[REQUIREMENTS] Omit all pictures, then retype the data exactly as given.
________________________
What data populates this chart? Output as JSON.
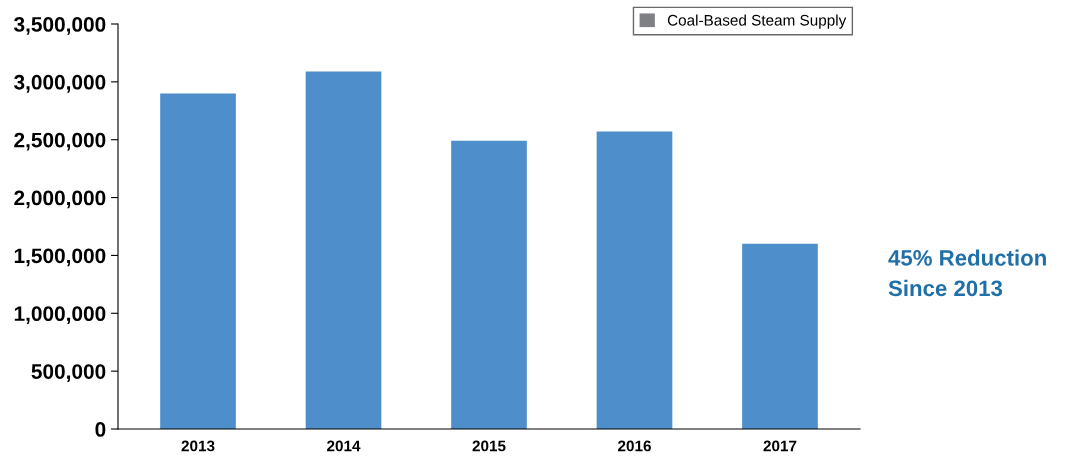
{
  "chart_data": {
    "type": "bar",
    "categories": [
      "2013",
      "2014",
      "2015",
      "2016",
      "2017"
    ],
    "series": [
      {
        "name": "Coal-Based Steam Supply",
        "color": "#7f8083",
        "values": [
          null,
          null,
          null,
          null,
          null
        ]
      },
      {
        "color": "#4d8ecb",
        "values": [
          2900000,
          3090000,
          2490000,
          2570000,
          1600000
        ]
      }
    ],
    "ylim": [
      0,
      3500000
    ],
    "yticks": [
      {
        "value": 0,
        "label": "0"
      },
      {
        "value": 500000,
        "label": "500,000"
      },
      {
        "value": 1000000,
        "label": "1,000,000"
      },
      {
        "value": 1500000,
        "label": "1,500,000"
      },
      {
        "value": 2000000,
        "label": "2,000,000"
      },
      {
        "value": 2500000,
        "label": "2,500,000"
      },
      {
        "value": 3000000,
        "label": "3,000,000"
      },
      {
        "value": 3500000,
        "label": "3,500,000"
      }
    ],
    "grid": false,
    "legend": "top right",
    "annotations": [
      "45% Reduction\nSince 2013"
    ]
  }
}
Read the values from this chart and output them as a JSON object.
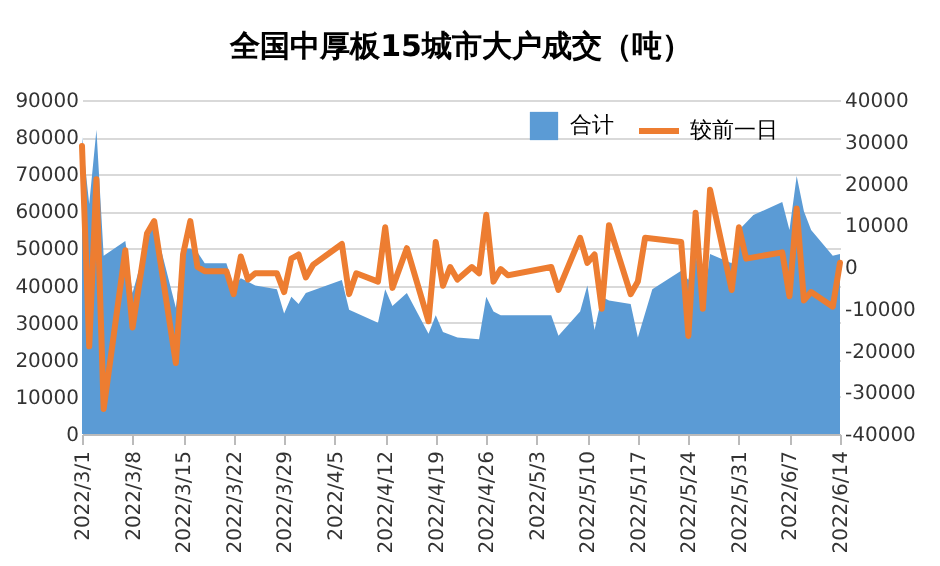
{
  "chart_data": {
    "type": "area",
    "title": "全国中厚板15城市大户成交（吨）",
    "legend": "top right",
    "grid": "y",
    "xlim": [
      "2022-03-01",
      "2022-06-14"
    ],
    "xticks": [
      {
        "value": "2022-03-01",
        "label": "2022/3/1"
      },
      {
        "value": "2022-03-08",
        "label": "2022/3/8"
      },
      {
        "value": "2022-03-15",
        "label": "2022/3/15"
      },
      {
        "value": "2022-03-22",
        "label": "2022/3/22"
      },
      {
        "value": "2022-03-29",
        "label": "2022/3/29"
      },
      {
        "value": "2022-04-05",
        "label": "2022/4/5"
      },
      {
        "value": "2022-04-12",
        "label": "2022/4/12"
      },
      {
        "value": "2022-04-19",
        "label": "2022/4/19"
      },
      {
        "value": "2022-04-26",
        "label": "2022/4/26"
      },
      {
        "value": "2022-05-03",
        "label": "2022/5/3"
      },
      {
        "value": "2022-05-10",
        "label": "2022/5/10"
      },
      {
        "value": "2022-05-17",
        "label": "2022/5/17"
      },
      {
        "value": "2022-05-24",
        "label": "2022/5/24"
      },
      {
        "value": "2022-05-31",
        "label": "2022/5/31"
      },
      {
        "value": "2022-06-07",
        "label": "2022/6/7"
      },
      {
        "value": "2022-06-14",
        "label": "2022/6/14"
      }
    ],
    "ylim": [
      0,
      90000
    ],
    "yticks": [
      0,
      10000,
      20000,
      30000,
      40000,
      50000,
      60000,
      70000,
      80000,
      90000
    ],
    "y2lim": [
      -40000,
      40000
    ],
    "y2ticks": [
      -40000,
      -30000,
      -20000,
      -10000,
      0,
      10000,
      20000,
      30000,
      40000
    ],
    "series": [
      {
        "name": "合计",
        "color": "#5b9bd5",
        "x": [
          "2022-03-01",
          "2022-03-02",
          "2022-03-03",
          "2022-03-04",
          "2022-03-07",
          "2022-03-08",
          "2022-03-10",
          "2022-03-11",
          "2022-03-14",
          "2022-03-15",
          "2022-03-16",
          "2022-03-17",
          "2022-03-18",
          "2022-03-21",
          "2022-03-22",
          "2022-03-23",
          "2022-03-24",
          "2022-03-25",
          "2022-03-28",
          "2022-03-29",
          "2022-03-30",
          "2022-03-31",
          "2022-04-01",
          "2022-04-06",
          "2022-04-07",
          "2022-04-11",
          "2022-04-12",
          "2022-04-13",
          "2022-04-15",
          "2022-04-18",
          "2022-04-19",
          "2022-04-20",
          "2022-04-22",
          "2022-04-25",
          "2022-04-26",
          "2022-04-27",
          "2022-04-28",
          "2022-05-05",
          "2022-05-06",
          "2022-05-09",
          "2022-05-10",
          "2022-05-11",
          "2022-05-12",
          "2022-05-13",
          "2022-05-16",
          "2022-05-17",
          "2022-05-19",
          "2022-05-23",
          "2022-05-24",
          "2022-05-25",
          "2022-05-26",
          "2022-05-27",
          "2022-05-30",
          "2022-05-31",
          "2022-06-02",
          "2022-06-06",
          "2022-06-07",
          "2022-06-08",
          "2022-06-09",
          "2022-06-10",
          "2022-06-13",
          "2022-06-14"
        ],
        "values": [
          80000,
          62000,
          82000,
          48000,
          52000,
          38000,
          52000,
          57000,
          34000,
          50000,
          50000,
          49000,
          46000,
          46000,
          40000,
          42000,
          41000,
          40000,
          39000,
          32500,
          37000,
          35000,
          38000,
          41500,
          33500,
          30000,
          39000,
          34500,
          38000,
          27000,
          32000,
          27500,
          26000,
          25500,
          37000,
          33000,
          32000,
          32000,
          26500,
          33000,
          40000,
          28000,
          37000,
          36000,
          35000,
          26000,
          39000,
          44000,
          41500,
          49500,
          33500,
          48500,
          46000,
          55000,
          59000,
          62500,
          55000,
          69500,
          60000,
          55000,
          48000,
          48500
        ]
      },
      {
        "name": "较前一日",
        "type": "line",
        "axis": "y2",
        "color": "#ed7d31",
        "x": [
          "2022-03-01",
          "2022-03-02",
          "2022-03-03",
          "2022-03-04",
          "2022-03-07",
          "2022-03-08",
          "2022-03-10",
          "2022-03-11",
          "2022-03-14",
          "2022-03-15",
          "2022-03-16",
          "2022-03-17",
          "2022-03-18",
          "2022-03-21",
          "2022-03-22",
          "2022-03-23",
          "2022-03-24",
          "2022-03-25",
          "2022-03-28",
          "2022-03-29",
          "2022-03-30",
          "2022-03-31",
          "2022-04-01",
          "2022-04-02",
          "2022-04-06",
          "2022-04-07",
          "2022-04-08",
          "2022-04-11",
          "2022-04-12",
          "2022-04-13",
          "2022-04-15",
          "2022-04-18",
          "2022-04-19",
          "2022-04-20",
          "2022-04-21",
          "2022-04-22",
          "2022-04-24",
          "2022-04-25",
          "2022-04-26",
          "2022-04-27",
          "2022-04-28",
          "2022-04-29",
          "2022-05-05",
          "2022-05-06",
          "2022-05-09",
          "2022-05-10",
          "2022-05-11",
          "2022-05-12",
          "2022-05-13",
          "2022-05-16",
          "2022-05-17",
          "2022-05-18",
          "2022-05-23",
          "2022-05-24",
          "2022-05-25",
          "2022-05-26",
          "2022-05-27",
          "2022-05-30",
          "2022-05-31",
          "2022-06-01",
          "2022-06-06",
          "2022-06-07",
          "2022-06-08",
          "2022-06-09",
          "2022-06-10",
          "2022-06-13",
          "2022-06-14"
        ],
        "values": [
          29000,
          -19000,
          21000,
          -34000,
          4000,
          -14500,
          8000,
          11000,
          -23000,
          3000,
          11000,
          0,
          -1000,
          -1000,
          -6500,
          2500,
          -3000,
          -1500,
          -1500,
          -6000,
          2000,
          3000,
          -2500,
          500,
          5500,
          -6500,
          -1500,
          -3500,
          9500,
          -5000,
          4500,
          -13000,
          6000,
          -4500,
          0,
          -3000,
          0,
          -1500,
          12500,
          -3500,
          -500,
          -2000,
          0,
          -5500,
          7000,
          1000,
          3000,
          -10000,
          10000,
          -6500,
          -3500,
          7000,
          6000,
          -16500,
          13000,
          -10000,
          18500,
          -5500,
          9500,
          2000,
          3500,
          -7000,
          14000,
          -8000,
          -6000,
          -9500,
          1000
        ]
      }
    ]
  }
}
________________________
[RESPONSE]
What data populates this chart? Output as JSON.
{
  "chart_data": {
    "type": "bar",
    "categories": [
      "2013",
      "2014",
      "2015",
      "2016",
      "2017"
    ],
    "series": [
      {
        "name": "Coal-Based Steam Supply",
        "color": "#7f8083",
        "values": [
          null,
          null,
          null,
          null,
          null
        ]
      },
      {
        "color": "#4d8ecb",
        "values": [
          2900000,
          3090000,
          2490000,
          2570000,
          1600000
        ]
      }
    ],
    "ylim": [
      0,
      3500000
    ],
    "yticks": [
      {
        "value": 0,
        "label": "0"
      },
      {
        "value": 500000,
        "label": "500,000"
      },
      {
        "value": 1000000,
        "label": "1,000,000"
      },
      {
        "value": 1500000,
        "label": "1,500,000"
      },
      {
        "value": 2000000,
        "label": "2,000,000"
      },
      {
        "value": 2500000,
        "label": "2,500,000"
      },
      {
        "value": 3000000,
        "label": "3,000,000"
      },
      {
        "value": 3500000,
        "label": "3,500,000"
      }
    ],
    "grid": false,
    "legend": "top right",
    "annotations": [
      "45% Reduction\nSince 2013"
    ]
  }
}
Read the values from this chart and output them as a JSON object.
{
  "chart_data": {
    "type": "area",
    "title": "全国中厚板15城市大户成交（吨）",
    "legend": "top right",
    "grid": "y",
    "xlim": [
      "2022-03-01",
      "2022-06-14"
    ],
    "xticks": [
      {
        "value": "2022-03-01",
        "label": "2022/3/1"
      },
      {
        "value": "2022-03-08",
        "label": "2022/3/8"
      },
      {
        "value": "2022-03-15",
        "label": "2022/3/15"
      },
      {
        "value": "2022-03-22",
        "label": "2022/3/22"
      },
      {
        "value": "2022-03-29",
        "label": "2022/3/29"
      },
      {
        "value": "2022-04-05",
        "label": "2022/4/5"
      },
      {
        "value": "2022-04-12",
        "label": "2022/4/12"
      },
      {
        "value": "2022-04-19",
        "label": "2022/4/19"
      },
      {
        "value": "2022-04-26",
        "label": "2022/4/26"
      },
      {
        "value": "2022-05-03",
        "label": "2022/5/3"
      },
      {
        "value": "2022-05-10",
        "label": "2022/5/10"
      },
      {
        "value": "2022-05-17",
        "label": "2022/5/17"
      },
      {
        "value": "2022-05-24",
        "label": "2022/5/24"
      },
      {
        "value": "2022-05-31",
        "label": "2022/5/31"
      },
      {
        "value": "2022-06-07",
        "label": "2022/6/7"
      },
      {
        "value": "2022-06-14",
        "label": "2022/6/14"
      }
    ],
    "ylim": [
      0,
      90000
    ],
    "yticks": [
      0,
      10000,
      20000,
      30000,
      40000,
      50000,
      60000,
      70000,
      80000,
      90000
    ],
    "y2lim": [
      -40000,
      40000
    ],
    "y2ticks": [
      -40000,
      -30000,
      -20000,
      -10000,
      0,
      10000,
      20000,
      30000,
      40000
    ],
    "series": [
      {
        "name": "合计",
        "color": "#5b9bd5",
        "x": [
          "2022-03-01",
          "2022-03-02",
          "2022-03-03",
          "2022-03-04",
          "2022-03-07",
          "2022-03-08",
          "2022-03-10",
          "2022-03-11",
          "2022-03-14",
          "2022-03-15",
          "2022-03-16",
          "2022-03-17",
          "2022-03-18",
          "2022-03-21",
          "2022-03-22",
          "2022-03-23",
          "2022-03-24",
          "2022-03-25",
          "2022-03-28",
          "2022-03-29",
          "2022-03-30",
          "2022-03-31",
          "2022-04-01",
          "2022-04-06",
          "2022-04-07",
          "2022-04-11",
          "2022-04-12",
          "2022-04-13",
          "2022-04-15",
          "2022-04-18",
          "2022-04-19",
          "2022-04-20",
          "2022-04-22",
          "2022-04-25",
          "2022-04-26",
          "2022-04-27",
          "2022-04-28",
          "2022-05-05",
          "2022-05-06",
          "2022-05-09",
          "2022-05-10",
          "2022-05-11",
          "2022-05-12",
          "2022-05-13",
          "2022-05-16",
          "2022-05-17",
          "2022-05-19",
          "2022-05-23",
          "2022-05-24",
          "2022-05-25",
          "2022-05-26",
          "2022-05-27",
          "2022-05-30",
          "2022-05-31",
          "2022-06-02",
          "2022-06-06",
          "2022-06-07",
          "2022-06-08",
          "2022-06-09",
          "2022-06-10",
          "2022-06-13",
          "2022-06-14"
        ],
        "values": [
          80000,
          62000,
          82000,
          48000,
          52000,
          38000,
          52000,
          57000,
          34000,
          50000,
          50000,
          49000,
          46000,
          46000,
          40000,
          42000,
          41000,
          40000,
          39000,
          32500,
          37000,
          35000,
          38000,
          41500,
          33500,
          30000,
          39000,
          34500,
          38000,
          27000,
          32000,
          27500,
          26000,
          25500,
          37000,
          33000,
          32000,
          32000,
          26500,
          33000,
          40000,
          28000,
          37000,
          36000,
          35000,
          26000,
          39000,
          44000,
          41500,
          49500,
          33500,
          48500,
          46000,
          55000,
          59000,
          62500,
          55000,
          69500,
          60000,
          55000,
          48000,
          48500
        ]
      },
      {
        "name": "较前一日",
        "type": "line",
        "axis": "y2",
        "color": "#ed7d31",
        "x": [
          "2022-03-01",
          "2022-03-02",
          "2022-03-03",
          "2022-03-04",
          "2022-03-07",
          "2022-03-08",
          "2022-03-10",
          "2022-03-11",
          "2022-03-14",
          "2022-03-15",
          "2022-03-16",
          "2022-03-17",
          "2022-03-18",
          "2022-03-21",
          "2022-03-22",
          "2022-03-23",
          "2022-03-24",
          "2022-03-25",
          "2022-03-28",
          "2022-03-29",
          "2022-03-30",
          "2022-03-31",
          "2022-04-01",
          "2022-04-02",
          "2022-04-06",
          "2022-04-07",
          "2022-04-08",
          "2022-04-11",
          "2022-04-12",
          "2022-04-13",
          "2022-04-15",
          "2022-04-18",
          "2022-04-19",
          "2022-04-20",
          "2022-04-21",
          "2022-04-22",
          "2022-04-24",
          "2022-04-25",
          "2022-04-26",
          "2022-04-27",
          "2022-04-28",
          "2022-04-29",
          "2022-05-05",
          "2022-05-06",
          "2022-05-09",
          "2022-05-10",
          "2022-05-11",
          "2022-05-12",
          "2022-05-13",
          "2022-05-16",
          "2022-05-17",
          "2022-05-18",
          "2022-05-23",
          "2022-05-24",
          "2022-05-25",
          "2022-05-26",
          "2022-05-27",
          "2022-05-30",
          "2022-05-31",
          "2022-06-01",
          "2022-06-06",
          "2022-06-07",
          "2022-06-08",
          "2022-06-09",
          "2022-06-10",
          "2022-06-13",
          "2022-06-14"
        ],
        "values": [
          29000,
          -19000,
          21000,
          -34000,
          4000,
          -14500,
          8000,
          11000,
          -23000,
          3000,
          11000,
          0,
          -1000,
          -1000,
          -6500,
          2500,
          -3000,
          -1500,
          -1500,
          -6000,
          2000,
          3000,
          -2500,
          500,
          5500,
          -6500,
          -1500,
          -3500,
          9500,
          -5000,
          4500,
          -13000,
          6000,
          -4500,
          0,
          -3000,
          0,
          -1500,
          12500,
          -3500,
          -500,
          -2000,
          0,
          -5500,
          7000,
          1000,
          3000,
          -10000,
          10000,
          -6500,
          -3500,
          7000,
          6000,
          -16500,
          13000,
          -10000,
          18500,
          -5500,
          9500,
          2000,
          3500,
          -7000,
          14000,
          -8000,
          -6000,
          -9500,
          1000
        ]
      }
    ]
  }
}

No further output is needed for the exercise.